* Records shown:

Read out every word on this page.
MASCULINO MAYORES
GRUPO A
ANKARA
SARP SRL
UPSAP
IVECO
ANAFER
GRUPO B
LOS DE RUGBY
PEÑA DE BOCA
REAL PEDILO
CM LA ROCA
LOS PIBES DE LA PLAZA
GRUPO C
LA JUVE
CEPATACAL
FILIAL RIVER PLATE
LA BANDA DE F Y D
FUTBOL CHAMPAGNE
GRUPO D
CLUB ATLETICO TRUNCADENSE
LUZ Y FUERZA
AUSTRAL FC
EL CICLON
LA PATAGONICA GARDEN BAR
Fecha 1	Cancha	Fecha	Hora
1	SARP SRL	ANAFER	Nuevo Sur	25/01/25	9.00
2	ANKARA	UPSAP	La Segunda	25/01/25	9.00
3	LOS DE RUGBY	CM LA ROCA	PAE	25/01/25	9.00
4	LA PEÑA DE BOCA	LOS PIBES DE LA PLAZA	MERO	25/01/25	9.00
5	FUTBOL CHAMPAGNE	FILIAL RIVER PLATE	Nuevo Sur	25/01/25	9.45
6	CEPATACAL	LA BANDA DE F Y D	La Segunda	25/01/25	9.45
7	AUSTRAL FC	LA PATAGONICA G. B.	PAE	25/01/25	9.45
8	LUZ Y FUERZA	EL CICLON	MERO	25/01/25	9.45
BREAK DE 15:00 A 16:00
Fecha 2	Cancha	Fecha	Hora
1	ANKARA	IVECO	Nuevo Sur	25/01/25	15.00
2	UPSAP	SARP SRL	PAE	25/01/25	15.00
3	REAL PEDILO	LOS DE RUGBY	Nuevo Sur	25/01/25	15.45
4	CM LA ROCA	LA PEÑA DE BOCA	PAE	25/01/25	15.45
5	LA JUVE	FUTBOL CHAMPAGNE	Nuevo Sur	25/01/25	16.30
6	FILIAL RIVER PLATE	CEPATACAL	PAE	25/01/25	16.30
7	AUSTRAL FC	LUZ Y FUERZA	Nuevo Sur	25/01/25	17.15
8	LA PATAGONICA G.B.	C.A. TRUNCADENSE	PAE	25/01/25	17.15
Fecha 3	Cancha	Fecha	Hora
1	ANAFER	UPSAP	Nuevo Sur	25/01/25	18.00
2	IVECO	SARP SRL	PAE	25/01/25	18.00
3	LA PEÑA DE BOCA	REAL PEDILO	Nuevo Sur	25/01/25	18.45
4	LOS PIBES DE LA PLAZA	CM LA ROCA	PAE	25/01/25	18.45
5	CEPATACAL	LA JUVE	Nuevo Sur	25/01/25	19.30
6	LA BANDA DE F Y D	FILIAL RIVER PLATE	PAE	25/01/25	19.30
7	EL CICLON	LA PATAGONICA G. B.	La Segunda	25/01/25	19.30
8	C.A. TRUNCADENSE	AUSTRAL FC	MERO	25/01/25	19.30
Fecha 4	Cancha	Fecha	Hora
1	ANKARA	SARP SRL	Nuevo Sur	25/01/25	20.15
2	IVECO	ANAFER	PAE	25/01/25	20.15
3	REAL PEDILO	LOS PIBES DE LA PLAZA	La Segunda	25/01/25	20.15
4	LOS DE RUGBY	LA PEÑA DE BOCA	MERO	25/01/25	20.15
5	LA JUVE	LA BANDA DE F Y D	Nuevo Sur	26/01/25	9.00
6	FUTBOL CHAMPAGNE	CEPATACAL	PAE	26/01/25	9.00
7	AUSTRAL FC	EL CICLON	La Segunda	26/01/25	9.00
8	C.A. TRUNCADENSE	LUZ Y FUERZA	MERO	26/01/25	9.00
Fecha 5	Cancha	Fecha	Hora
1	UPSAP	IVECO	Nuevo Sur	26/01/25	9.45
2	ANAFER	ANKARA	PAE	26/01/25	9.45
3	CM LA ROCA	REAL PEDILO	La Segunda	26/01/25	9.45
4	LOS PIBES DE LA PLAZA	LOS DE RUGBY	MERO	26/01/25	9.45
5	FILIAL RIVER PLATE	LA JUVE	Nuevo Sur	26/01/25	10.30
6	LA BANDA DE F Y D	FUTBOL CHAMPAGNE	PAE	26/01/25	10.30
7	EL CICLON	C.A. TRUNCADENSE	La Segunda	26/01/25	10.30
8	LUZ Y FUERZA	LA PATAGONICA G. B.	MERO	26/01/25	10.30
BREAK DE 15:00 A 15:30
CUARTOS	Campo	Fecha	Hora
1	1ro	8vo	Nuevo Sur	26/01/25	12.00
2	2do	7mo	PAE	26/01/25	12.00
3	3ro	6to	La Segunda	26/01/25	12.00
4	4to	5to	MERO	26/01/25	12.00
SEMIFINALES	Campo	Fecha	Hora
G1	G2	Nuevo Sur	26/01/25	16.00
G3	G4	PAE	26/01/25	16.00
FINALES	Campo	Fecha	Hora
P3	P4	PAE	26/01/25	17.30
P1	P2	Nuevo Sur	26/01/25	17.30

* The task: Print the records above in full, exactly.

* Answer in full:
Read out every word on this page.
MASCULINO MAYORES
GRUPO A
ANKARA
SARP SRL
UPSAP
IVECO
ANAFER
GRUPO B
LOS DE RUGBY
PEÑA DE BOCA
REAL PEDILO
CM LA ROCA
LOS PIBES DE LA PLAZA
GRUPO C
LA JUVE
CEPATACAL
FILIAL RIVER PLATE
LA BANDA DE F Y D
FUTBOL CHAMPAGNE
GRUPO D
CLUB ATLETICO TRUNCADENSE
LUZ Y FUERZA
AUSTRAL FC
EL CICLON
LA PATAGONICA GARDEN BAR
Fecha 1	Cancha	Fecha	Hora
1	SARP SRL	ANAFER	Nuevo Sur	25/01/25	9.00
2	ANKARA	UPSAP	La Segunda	25/01/25	9.00
3	LOS DE RUGBY	CM LA ROCA	PAE	25/01/25	9.00
4	LA PEÑA DE BOCA	LOS PIBES DE LA PLAZA	MERO	25/01/25	9.00
5	FUTBOL CHAMPAGNE	FILIAL RIVER PLATE	Nuevo Sur	25/01/25	9.45
6	CEPATACAL	LA BANDA DE F Y D	La Segunda	25/01/25	9.45
7	AUSTRAL FC	LA PATAGONICA G. B.	PAE	25/01/25	9.45
8	LUZ Y FUERZA	EL CICLON	MERO	25/01/25	9.45
BREAK DE 15:00 A 16:00
Fecha 2	Cancha	Fecha	Hora
1	ANKARA	IVECO	Nuevo Sur	25/01/25	15.00
2	UPSAP	SARP SRL	PAE	25/01/25	15.00
3	REAL PEDILO	LOS DE RUGBY	Nuevo Sur	25/01/25	15.45
4	CM LA ROCA	LA PEÑA DE BOCA	PAE	25/01/25	15.45
5	LA JUVE	FUTBOL CHAMPAGNE	Nuevo Sur	25/01/25	16.30
6	FILIAL RIVER PLATE	CEPATACAL	PAE	25/01/25	16.30
7	AUSTRAL FC	LUZ Y FUERZA	Nuevo Sur	25/01/25	17.15
8	LA PATAGONICA G.B.	C.A. TRUNCADENSE	PAE	25/01/25	17.15
Fecha 3	Cancha	Fecha	Hora
1	ANAFER	UPSAP	Nuevo Sur	25/01/25	18.00
2	IVECO	SARP SRL	PAE	25/01/25	18.00
3	LA PEÑA DE BOCA	REAL PEDILO	Nuevo Sur	25/01/25	18.45
4	LOS PIBES DE LA PLAZA	CM LA ROCA	PAE	25/01/25	18.45
5	CEPATACAL	LA JUVE	Nuevo Sur	25/01/25	19.30
6	LA BANDA DE F Y D	FILIAL RIVER PLATE	PAE	25/01/25	19.30
7	EL CICLON	LA PATAGONICA G. B.	La Segunda	25/01/25	19.30
8	C.A. TRUNCADENSE	AUSTRAL FC	MERO	25/01/25	19.30
Fecha 4	Cancha	Fecha	Hora
1	ANKARA	SARP SRL	Nuevo Sur	25/01/25	20.15
2	IVECO	ANAFER	PAE	25/01/25	20.15
3	REAL PEDILO	LOS PIBES DE LA PLAZA	La Segunda	25/01/25	20.15
4	LOS DE RUGBY	LA PEÑA DE BOCA	MERO	25/01/25	20.15
5	LA JUVE	LA BANDA DE F Y D	Nuevo Sur	26/01/25	9.00
6	FUTBOL CHAMPAGNE	CEPATACAL	PAE	26/01/25	9.00
7	AUSTRAL FC	EL CICLON	La Segunda	26/01/25	9.00
8	C.A. TRUNCADENSE	LUZ Y FUERZA	MERO	26/01/25	9.00
Fecha 5	Cancha	Fecha	Hora
1	UPSAP	IVECO	Nuevo Sur	26/01/25	9.45
2	ANAFER	ANKARA	PAE	26/01/25	9.45
3	CM LA ROCA	REAL PEDILO	La Segunda	26/01/25	9.45
4	LOS PIBES DE LA PLAZA	LOS DE RUGBY	MERO	26/01/25	9.45
5	FILIAL RIVER PLATE	LA JUVE	Nuevo Sur	26/01/25	10.30
6	LA BANDA DE F Y D	FUTBOL CHAMPAGNE	PAE	26/01/25	10.30
7	EL CICLON	C.A. TRUNCADENSE	La Segunda	26/01/25	10.30
8	LUZ Y FUERZA	LA PATAGONICA G. B.	MERO	26/01/25	10.30
BREAK DE 15:00 A 15:30
CUARTOS	Campo	Fecha	Hora
1	1ro	8vo	Nuevo Sur	26/01/25	12.00
2	2do	7mo	PAE	26/01/25	12.00
3	3ro	6to	La Segunda	26/01/25	12.00
4	4to	5to	MERO	26/01/25	12.00
SEMIFINALES	Campo	Fecha	Hora
G1	G2	Nuevo Sur	26/01/25	16.00
G3	G4	PAE	26/01/25	16.00
FINALES	Campo	Fecha	Hora
P3	P4	PAE	26/01/25	17.30
P1	P2	Nuevo Sur	26/01/25	17.30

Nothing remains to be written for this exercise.